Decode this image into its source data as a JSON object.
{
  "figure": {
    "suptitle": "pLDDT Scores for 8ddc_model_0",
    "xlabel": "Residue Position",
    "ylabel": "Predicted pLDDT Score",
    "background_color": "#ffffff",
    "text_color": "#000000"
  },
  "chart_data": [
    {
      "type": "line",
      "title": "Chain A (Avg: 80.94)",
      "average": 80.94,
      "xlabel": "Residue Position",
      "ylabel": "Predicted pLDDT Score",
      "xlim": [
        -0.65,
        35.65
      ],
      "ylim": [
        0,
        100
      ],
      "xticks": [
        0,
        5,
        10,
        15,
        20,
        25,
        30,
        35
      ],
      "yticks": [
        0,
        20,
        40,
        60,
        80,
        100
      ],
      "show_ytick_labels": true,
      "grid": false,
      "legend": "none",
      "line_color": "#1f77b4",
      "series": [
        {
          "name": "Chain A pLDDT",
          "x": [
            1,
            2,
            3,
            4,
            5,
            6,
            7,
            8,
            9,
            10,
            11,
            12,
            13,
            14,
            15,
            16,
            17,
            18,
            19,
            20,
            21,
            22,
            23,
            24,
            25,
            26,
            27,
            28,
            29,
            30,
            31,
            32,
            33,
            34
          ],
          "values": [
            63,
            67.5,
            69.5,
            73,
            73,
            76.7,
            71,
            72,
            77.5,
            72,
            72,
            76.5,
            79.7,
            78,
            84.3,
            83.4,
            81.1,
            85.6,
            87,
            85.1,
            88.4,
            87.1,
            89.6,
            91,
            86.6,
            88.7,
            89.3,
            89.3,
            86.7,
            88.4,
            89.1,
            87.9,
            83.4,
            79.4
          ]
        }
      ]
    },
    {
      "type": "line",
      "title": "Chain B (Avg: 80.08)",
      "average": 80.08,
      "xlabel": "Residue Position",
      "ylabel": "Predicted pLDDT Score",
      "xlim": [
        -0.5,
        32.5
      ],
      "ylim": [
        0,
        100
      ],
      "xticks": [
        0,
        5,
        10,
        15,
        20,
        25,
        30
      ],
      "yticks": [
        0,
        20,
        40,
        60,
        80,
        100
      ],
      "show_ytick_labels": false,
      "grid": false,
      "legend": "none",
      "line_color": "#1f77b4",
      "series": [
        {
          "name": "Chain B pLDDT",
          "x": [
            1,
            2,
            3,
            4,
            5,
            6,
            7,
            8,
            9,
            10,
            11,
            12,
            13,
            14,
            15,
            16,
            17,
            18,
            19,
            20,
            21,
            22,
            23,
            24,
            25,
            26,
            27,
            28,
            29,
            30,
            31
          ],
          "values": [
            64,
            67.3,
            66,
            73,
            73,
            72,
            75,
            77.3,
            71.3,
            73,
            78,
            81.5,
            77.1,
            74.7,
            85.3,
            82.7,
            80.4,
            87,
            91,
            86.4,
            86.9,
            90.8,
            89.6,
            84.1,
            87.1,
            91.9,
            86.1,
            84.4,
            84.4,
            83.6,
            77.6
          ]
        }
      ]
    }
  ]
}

******

Work instructions: Give all the records again. Match them exactly.

Exercise solution:
Decode this image into its source data as a JSON object.
{
  "figure": {
    "suptitle": "pLDDT Scores for 8ddc_model_0",
    "xlabel": "Residue Position",
    "ylabel": "Predicted pLDDT Score",
    "background_color": "#ffffff",
    "text_color": "#000000"
  },
  "chart_data": [
    {
      "type": "line",
      "title": "Chain A (Avg: 80.94)",
      "average": 80.94,
      "xlabel": "Residue Position",
      "ylabel": "Predicted pLDDT Score",
      "xlim": [
        -0.65,
        35.65
      ],
      "ylim": [
        0,
        100
      ],
      "xticks": [
        0,
        5,
        10,
        15,
        20,
        25,
        30,
        35
      ],
      "yticks": [
        0,
        20,
        40,
        60,
        80,
        100
      ],
      "show_ytick_labels": true,
      "grid": false,
      "legend": "none",
      "line_color": "#1f77b4",
      "series": [
        {
          "name": "Chain A pLDDT",
          "x": [
            1,
            2,
            3,
            4,
            5,
            6,
            7,
            8,
            9,
            10,
            11,
            12,
            13,
            14,
            15,
            16,
            17,
            18,
            19,
            20,
            21,
            22,
            23,
            24,
            25,
            26,
            27,
            28,
            29,
            30,
            31,
            32,
            33,
            34
          ],
          "values": [
            63,
            67.5,
            69.5,
            73,
            73,
            76.7,
            71,
            72,
            77.5,
            72,
            72,
            76.5,
            79.7,
            78,
            84.3,
            83.4,
            81.1,
            85.6,
            87,
            85.1,
            88.4,
            87.1,
            89.6,
            91,
            86.6,
            88.7,
            89.3,
            89.3,
            86.7,
            88.4,
            89.1,
            87.9,
            83.4,
            79.4
          ]
        }
      ]
    },
    {
      "type": "line",
      "title": "Chain B (Avg: 80.08)",
      "average": 80.08,
      "xlabel": "Residue Position",
      "ylabel": "Predicted pLDDT Score",
      "xlim": [
        -0.5,
        32.5
      ],
      "ylim": [
        0,
        100
      ],
      "xticks": [
        0,
        5,
        10,
        15,
        20,
        25,
        30
      ],
      "yticks": [
        0,
        20,
        40,
        60,
        80,
        100
      ],
      "show_ytick_labels": false,
      "grid": false,
      "legend": "none",
      "line_color": "#1f77b4",
      "series": [
        {
          "name": "Chain B pLDDT",
          "x": [
            1,
            2,
            3,
            4,
            5,
            6,
            7,
            8,
            9,
            10,
            11,
            12,
            13,
            14,
            15,
            16,
            17,
            18,
            19,
            20,
            21,
            22,
            23,
            24,
            25,
            26,
            27,
            28,
            29,
            30,
            31
          ],
          "values": [
            64,
            67.3,
            66,
            73,
            73,
            72,
            75,
            77.3,
            71.3,
            73,
            78,
            81.5,
            77.1,
            74.7,
            85.3,
            82.7,
            80.4,
            87,
            91,
            86.4,
            86.9,
            90.8,
            89.6,
            84.1,
            87.1,
            91.9,
            86.1,
            84.4,
            84.4,
            83.6,
            77.6
          ]
        }
      ]
    }
  ]
}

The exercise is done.